Scan the data. Collect each line that contains the word "руководителей".

— Begin Exercise data —

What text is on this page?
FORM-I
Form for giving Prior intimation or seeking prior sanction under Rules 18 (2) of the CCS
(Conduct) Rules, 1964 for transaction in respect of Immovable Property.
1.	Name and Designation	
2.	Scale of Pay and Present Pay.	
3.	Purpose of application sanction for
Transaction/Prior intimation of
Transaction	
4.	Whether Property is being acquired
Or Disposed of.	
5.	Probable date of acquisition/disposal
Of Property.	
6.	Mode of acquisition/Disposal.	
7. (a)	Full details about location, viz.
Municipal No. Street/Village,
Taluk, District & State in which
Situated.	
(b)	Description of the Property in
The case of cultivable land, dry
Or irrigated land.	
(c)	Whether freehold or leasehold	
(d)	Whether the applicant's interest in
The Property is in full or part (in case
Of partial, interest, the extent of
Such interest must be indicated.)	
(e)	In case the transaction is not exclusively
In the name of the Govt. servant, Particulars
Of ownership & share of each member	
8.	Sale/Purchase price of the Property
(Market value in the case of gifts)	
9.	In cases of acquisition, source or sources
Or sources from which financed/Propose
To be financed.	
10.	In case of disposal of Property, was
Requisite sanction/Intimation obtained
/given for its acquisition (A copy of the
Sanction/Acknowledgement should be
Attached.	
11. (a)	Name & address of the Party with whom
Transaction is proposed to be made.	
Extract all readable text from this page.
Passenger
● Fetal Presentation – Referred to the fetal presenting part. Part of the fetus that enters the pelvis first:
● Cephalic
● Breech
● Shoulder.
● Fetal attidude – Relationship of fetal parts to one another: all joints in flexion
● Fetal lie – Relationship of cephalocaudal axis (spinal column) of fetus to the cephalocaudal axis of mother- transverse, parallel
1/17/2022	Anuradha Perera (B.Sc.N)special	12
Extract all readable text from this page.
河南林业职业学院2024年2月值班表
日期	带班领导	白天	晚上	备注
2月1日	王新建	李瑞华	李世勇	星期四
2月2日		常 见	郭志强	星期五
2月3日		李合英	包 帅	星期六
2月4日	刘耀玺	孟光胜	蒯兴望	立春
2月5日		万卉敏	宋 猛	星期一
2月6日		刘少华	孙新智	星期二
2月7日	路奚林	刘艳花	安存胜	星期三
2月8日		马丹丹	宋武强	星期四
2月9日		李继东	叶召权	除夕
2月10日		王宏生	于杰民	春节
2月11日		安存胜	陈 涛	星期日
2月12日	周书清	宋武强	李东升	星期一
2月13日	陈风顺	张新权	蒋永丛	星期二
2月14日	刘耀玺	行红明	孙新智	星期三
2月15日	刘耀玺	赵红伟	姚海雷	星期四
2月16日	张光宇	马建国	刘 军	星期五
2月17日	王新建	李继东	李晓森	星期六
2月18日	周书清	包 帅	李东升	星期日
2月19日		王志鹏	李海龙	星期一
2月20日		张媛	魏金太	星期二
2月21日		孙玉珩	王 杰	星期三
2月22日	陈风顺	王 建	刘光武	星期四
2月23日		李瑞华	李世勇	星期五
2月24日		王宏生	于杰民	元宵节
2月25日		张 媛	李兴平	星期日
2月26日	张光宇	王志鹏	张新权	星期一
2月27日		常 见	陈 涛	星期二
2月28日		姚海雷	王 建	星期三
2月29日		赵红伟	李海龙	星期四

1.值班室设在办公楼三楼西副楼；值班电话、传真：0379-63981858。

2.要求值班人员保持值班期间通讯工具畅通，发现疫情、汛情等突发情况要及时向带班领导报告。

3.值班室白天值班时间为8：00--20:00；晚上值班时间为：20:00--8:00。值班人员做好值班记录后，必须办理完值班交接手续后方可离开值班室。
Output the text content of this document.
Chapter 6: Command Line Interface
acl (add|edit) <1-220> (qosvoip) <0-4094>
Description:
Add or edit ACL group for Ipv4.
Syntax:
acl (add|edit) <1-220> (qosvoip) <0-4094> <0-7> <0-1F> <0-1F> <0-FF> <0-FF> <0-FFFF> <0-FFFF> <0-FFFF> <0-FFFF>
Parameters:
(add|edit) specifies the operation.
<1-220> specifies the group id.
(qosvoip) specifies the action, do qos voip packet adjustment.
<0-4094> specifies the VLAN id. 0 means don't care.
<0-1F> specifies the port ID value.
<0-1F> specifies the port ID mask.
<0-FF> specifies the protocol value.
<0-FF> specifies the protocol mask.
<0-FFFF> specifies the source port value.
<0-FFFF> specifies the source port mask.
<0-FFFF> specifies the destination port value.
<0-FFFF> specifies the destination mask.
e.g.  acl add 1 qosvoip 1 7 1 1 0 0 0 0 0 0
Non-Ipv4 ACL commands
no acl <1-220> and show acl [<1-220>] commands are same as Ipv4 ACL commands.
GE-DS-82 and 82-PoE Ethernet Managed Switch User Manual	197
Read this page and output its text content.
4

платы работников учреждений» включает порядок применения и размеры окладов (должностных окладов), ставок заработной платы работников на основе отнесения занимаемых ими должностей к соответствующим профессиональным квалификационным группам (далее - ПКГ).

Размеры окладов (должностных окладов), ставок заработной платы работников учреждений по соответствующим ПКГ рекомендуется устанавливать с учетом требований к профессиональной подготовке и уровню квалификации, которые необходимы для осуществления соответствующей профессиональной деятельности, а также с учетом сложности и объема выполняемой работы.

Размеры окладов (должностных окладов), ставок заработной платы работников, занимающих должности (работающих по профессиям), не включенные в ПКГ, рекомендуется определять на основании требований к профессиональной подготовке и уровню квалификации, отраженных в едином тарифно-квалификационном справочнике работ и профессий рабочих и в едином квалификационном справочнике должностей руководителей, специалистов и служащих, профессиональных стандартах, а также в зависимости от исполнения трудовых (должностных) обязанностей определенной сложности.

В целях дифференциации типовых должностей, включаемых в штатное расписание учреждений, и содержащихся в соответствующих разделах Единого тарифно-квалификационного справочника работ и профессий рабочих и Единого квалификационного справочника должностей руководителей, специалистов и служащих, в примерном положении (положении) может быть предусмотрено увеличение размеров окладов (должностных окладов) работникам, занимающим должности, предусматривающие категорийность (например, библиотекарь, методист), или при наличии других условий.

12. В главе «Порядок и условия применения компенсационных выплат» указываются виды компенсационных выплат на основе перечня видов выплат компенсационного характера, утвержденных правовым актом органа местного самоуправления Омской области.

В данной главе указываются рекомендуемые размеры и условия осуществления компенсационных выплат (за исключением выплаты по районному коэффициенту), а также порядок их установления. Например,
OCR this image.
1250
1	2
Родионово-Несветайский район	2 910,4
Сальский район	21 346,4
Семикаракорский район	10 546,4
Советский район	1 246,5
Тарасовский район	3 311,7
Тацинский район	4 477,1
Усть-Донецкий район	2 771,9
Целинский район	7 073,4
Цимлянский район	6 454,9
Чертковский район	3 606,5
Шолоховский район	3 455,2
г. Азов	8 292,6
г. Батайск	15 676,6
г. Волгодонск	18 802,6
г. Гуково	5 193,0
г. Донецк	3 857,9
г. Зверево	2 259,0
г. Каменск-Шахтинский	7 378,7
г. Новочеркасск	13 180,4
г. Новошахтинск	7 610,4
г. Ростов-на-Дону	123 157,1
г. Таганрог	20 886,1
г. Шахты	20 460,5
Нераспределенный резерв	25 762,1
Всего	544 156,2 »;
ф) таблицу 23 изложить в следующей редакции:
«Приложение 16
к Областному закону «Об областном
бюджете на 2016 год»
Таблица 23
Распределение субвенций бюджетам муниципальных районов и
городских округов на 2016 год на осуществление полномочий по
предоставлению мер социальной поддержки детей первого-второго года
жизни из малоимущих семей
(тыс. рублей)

— End Exercise data —

▶ _Response to this task_:
Размеры окладов (должностных окладов), ставок заработной платы работников, занимающих должности (работающих по профессиям), не включенные в ПКГ, рекомендуется определять на основании требований к профессиональной подготовке и уровню квалификации, отраженных в едином тарифно-квалификационном справочнике работ и профессий рабочих и в едином квалификационном справочнике должностей руководителей, специалистов и служащих, профессиональных стандартах, а также в зависимости от исполнения трудовых (должностных) обязанностей определенной сложности.
В целях дифференциации типовых должностей, включаемых в штатное расписание учреждений, и содержащихся в соответствующих разделах Единого тарифно-квалификационного справочника работ и профессий рабочих и Единого квалификационного справочника должностей руководителей, специалистов и служащих, в примерном положении (положении) может быть предусмотрено увеличение размеров окладов (должностных окладов) работникам, занимающим должности, предусматривающие категорийность (например, библиотекарь, методист), или при наличии других условий.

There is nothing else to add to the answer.